What the task asks
Read the data and repeat it in full, exactly.

Rows from a figure dataset
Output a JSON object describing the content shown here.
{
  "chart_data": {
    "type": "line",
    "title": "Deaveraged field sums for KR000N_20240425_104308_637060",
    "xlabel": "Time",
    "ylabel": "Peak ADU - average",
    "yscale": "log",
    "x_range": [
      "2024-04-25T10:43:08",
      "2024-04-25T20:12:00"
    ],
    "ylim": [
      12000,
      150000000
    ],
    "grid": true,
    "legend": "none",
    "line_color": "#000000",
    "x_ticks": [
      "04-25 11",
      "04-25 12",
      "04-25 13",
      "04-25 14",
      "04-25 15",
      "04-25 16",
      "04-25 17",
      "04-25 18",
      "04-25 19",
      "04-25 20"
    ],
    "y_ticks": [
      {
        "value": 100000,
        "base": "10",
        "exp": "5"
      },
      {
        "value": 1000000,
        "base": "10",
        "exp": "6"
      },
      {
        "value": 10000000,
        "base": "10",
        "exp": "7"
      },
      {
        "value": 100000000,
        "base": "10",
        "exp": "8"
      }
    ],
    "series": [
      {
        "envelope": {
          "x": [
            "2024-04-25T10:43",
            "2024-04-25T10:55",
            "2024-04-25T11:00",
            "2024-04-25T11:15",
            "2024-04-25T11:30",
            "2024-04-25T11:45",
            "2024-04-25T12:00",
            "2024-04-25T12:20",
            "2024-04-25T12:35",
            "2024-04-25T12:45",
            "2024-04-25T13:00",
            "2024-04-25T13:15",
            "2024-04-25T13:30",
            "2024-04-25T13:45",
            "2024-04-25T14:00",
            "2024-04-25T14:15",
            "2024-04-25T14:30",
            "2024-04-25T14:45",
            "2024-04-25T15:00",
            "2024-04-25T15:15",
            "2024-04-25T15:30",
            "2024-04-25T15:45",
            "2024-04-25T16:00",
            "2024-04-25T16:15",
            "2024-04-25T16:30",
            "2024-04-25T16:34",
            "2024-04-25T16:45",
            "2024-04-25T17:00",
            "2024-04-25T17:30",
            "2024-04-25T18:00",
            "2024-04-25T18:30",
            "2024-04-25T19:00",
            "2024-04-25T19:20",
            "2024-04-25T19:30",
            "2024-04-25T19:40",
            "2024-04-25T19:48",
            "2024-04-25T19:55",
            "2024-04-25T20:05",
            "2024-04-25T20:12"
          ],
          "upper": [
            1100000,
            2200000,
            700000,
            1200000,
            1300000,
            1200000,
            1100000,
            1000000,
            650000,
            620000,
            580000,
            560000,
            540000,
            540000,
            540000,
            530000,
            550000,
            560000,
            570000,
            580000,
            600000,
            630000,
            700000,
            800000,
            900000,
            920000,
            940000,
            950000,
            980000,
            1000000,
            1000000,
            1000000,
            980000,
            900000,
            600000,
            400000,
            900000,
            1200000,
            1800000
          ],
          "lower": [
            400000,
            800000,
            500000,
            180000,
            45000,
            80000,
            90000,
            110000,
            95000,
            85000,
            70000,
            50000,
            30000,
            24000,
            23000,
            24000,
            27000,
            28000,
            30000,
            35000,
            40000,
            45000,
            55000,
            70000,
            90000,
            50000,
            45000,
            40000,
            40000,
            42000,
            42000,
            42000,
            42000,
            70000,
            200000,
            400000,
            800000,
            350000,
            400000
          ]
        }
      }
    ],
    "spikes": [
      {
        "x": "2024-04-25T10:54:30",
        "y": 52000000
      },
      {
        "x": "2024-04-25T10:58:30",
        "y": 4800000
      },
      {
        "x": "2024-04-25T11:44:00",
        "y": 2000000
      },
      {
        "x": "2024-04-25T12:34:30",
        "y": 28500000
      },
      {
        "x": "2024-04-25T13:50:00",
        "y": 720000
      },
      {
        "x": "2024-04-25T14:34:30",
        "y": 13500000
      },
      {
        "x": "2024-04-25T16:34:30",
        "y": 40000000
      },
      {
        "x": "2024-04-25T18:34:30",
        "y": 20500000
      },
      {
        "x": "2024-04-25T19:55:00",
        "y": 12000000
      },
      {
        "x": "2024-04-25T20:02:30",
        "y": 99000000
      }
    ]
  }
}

Solution for this task
Output a JSON object describing the content shown here.
{
  "chart_data": {
    "type": "line",
    "title": "Deaveraged field sums for KR000N_20240425_104308_637060",
    "xlabel": "Time",
    "ylabel": "Peak ADU - average",
    "yscale": "log",
    "x_range": [
      "2024-04-25T10:43:08",
      "2024-04-25T20:12:00"
    ],
    "ylim": [
      12000,
      150000000
    ],
    "grid": true,
    "legend": "none",
    "line_color": "#000000",
    "x_ticks": [
      "04-25 11",
      "04-25 12",
      "04-25 13",
      "04-25 14",
      "04-25 15",
      "04-25 16",
      "04-25 17",
      "04-25 18",
      "04-25 19",
      "04-25 20"
    ],
    "y_ticks": [
      {
        "value": 100000,
        "base": "10",
        "exp": "5"
      },
      {
        "value": 1000000,
        "base": "10",
        "exp": "6"
      },
      {
        "value": 10000000,
        "base": "10",
        "exp": "7"
      },
      {
        "value": 100000000,
        "base": "10",
        "exp": "8"
      }
    ],
    "series": [
      {
        "envelope": {
          "x": [
            "2024-04-25T10:43",
            "2024-04-25T10:55",
            "2024-04-25T11:00",
            "2024-04-25T11:15",
            "2024-04-25T11:30",
            "2024-04-25T11:45",
            "2024-04-25T12:00",
            "2024-04-25T12:20",
            "2024-04-25T12:35",
            "2024-04-25T12:45",
            "2024-04-25T13:00",
            "2024-04-25T13:15",
            "2024-04-25T13:30",
            "2024-04-25T13:45",
            "2024-04-25T14:00",
            "2024-04-25T14:15",
            "2024-04-25T14:30",
            "2024-04-25T14:45",
            "2024-04-25T15:00",
            "2024-04-25T15:15",
            "2024-04-25T15:30",
            "2024-04-25T15:45",
            "2024-04-25T16:00",
            "2024-04-25T16:15",
            "2024-04-25T16:30",
            "2024-04-25T16:34",
            "2024-04-25T16:45",
            "2024-04-25T17:00",
            "2024-04-25T17:30",
            "2024-04-25T18:00",
            "2024-04-25T18:30",
            "2024-04-25T19:00",
            "2024-04-25T19:20",
            "2024-04-25T19:30",
            "2024-04-25T19:40",
            "2024-04-25T19:48",
            "2024-04-25T19:55",
            "2024-04-25T20:05",
            "2024-04-25T20:12"
          ],
          "upper": [
            1100000,
            2200000,
            700000,
            1200000,
            1300000,
            1200000,
            1100000,
            1000000,
            650000,
            620000,
            580000,
            560000,
            540000,
            540000,
            540000,
            530000,
            550000,
            560000,
            570000,
            580000,
            600000,
            630000,
            700000,
            800000,
            900000,
            920000,
            940000,
            950000,
            980000,
            1000000,
            1000000,
            1000000,
            980000,
            900000,
            600000,
            400000,
            900000,
            1200000,
            1800000
          ],
          "lower": [
            400000,
            800000,
            500000,
            180000,
            45000,
            80000,
            90000,
            110000,
            95000,
            85000,
            70000,
            50000,
            30000,
            24000,
            23000,
            24000,
            27000,
            28000,
            30000,
            35000,
            40000,
            45000,
            55000,
            70000,
            90000,
            50000,
            45000,
            40000,
            40000,
            42000,
            42000,
            42000,
            42000,
            70000,
            200000,
            400000,
            800000,
            350000,
            400000
          ]
        }
      }
    ],
    "spikes": [
      {
        "x": "2024-04-25T10:54:30",
        "y": 52000000
      },
      {
        "x": "2024-04-25T10:58:30",
        "y": 4800000
      },
      {
        "x": "2024-04-25T11:44:00",
        "y": 2000000
      },
      {
        "x": "2024-04-25T12:34:30",
        "y": 28500000
      },
      {
        "x": "2024-04-25T13:50:00",
        "y": 720000
      },
      {
        "x": "2024-04-25T14:34:30",
        "y": 13500000
      },
      {
        "x": "2024-04-25T16:34:30",
        "y": 40000000
      },
      {
        "x": "2024-04-25T18:34:30",
        "y": 20500000
      },
      {
        "x": "2024-04-25T19:55:00",
        "y": 12000000
      },
      {
        "x": "2024-04-25T20:02:30",
        "y": 99000000
      }
    ]
  }
}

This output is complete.